- **REQUIRED WORK**
Copy all the data exactly, except the pictures.

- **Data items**
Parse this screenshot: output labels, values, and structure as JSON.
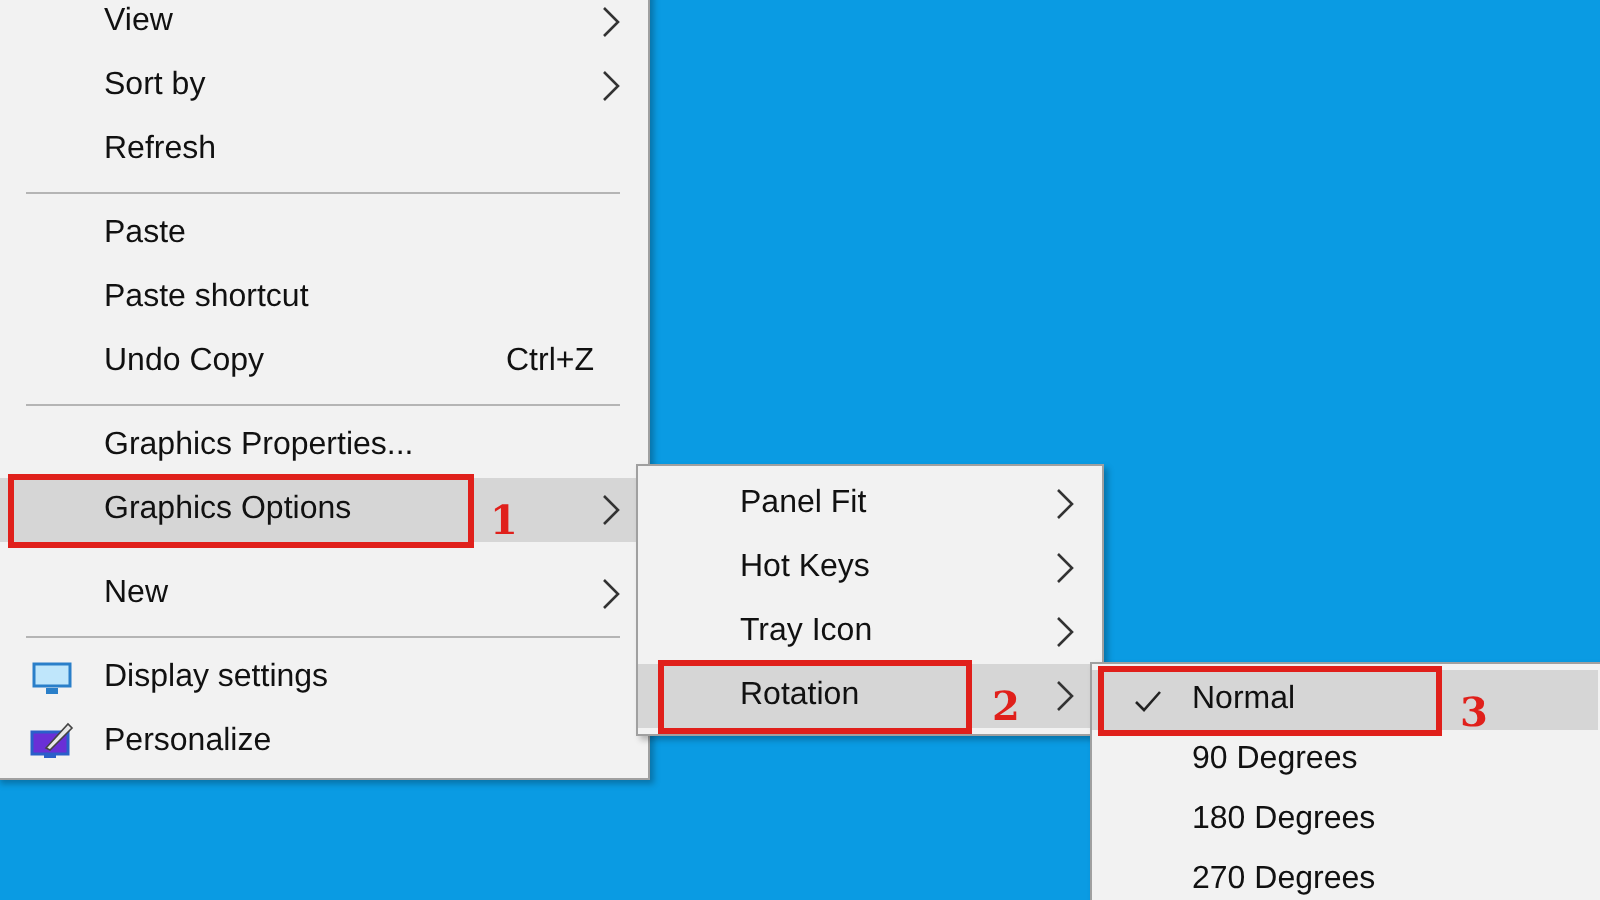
{
  "context_menu": {
    "items": [
      {
        "kind": "item",
        "label": "View",
        "submenu": true,
        "highlighted": false
      },
      {
        "kind": "item",
        "label": "Sort by",
        "submenu": true,
        "highlighted": false
      },
      {
        "kind": "item",
        "label": "Refresh",
        "submenu": false,
        "highlighted": false
      },
      {
        "kind": "separator"
      },
      {
        "kind": "item",
        "label": "Paste",
        "submenu": false,
        "highlighted": false
      },
      {
        "kind": "item",
        "label": "Paste shortcut",
        "submenu": false,
        "highlighted": false
      },
      {
        "kind": "item",
        "label": "Undo Copy",
        "shortcut": "Ctrl+Z",
        "submenu": false,
        "highlighted": false
      },
      {
        "kind": "separator"
      },
      {
        "kind": "item",
        "label": "Graphics Properties...",
        "submenu": false,
        "highlighted": false
      },
      {
        "kind": "item",
        "label": "Graphics Options",
        "submenu": true,
        "highlighted": true,
        "callout": "1"
      },
      {
        "kind": "spacer"
      },
      {
        "kind": "item",
        "label": "New",
        "submenu": true,
        "highlighted": false
      },
      {
        "kind": "separator"
      },
      {
        "kind": "monitor",
        "label": "Display settings",
        "submenu": false,
        "highlighted": false
      },
      {
        "kind": "brush",
        "label": "Personalize",
        "submenu": false,
        "highlighted": false
      }
    ]
  },
  "graphics_options_menu": {
    "items": [
      {
        "label": "Panel Fit",
        "submenu": true,
        "highlighted": false
      },
      {
        "label": "Hot Keys",
        "submenu": true,
        "highlighted": false
      },
      {
        "label": "Tray Icon",
        "submenu": true,
        "highlighted": false
      },
      {
        "label": "Rotation",
        "submenu": true,
        "highlighted": true,
        "callout": "2"
      }
    ]
  },
  "rotation_menu": {
    "items": [
      {
        "label": "Normal",
        "checked": true,
        "highlighted": true,
        "callout": "3"
      },
      {
        "label": "90 Degrees",
        "checked": false,
        "highlighted": false
      },
      {
        "label": "180 Degrees",
        "checked": false,
        "highlighted": false
      },
      {
        "label": "270 Degrees",
        "checked": false,
        "highlighted": false
      }
    ]
  }
}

- **SOLVED EXERCISE**
Parse this screenshot: output labels, values, and structure as JSON.
{
  "context_menu": {
    "items": [
      {
        "kind": "item",
        "label": "View",
        "submenu": true,
        "highlighted": false
      },
      {
        "kind": "item",
        "label": "Sort by",
        "submenu": true,
        "highlighted": false
      },
      {
        "kind": "item",
        "label": "Refresh",
        "submenu": false,
        "highlighted": false
      },
      {
        "kind": "separator"
      },
      {
        "kind": "item",
        "label": "Paste",
        "submenu": false,
        "highlighted": false
      },
      {
        "kind": "item",
        "label": "Paste shortcut",
        "submenu": false,
        "highlighted": false
      },
      {
        "kind": "item",
        "label": "Undo Copy",
        "shortcut": "Ctrl+Z",
        "submenu": false,
        "highlighted": false
      },
      {
        "kind": "separator"
      },
      {
        "kind": "item",
        "label": "Graphics Properties...",
        "submenu": false,
        "highlighted": false
      },
      {
        "kind": "item",
        "label": "Graphics Options",
        "submenu": true,
        "highlighted": true,
        "callout": "1"
      },
      {
        "kind": "spacer"
      },
      {
        "kind": "item",
        "label": "New",
        "submenu": true,
        "highlighted": false
      },
      {
        "kind": "separator"
      },
      {
        "kind": "monitor",
        "label": "Display settings",
        "submenu": false,
        "highlighted": false
      },
      {
        "kind": "brush",
        "label": "Personalize",
        "submenu": false,
        "highlighted": false
      }
    ]
  },
  "graphics_options_menu": {
    "items": [
      {
        "label": "Panel Fit",
        "submenu": true,
        "highlighted": false
      },
      {
        "label": "Hot Keys",
        "submenu": true,
        "highlighted": false
      },
      {
        "label": "Tray Icon",
        "submenu": true,
        "highlighted": false
      },
      {
        "label": "Rotation",
        "submenu": true,
        "highlighted": true,
        "callout": "2"
      }
    ]
  },
  "rotation_menu": {
    "items": [
      {
        "label": "Normal",
        "checked": true,
        "highlighted": true,
        "callout": "3"
      },
      {
        "label": "90 Degrees",
        "checked": false,
        "highlighted": false
      },
      {
        "label": "180 Degrees",
        "checked": false,
        "highlighted": false
      },
      {
        "label": "270 Degrees",
        "checked": false,
        "highlighted": false
      }
    ]
  }
}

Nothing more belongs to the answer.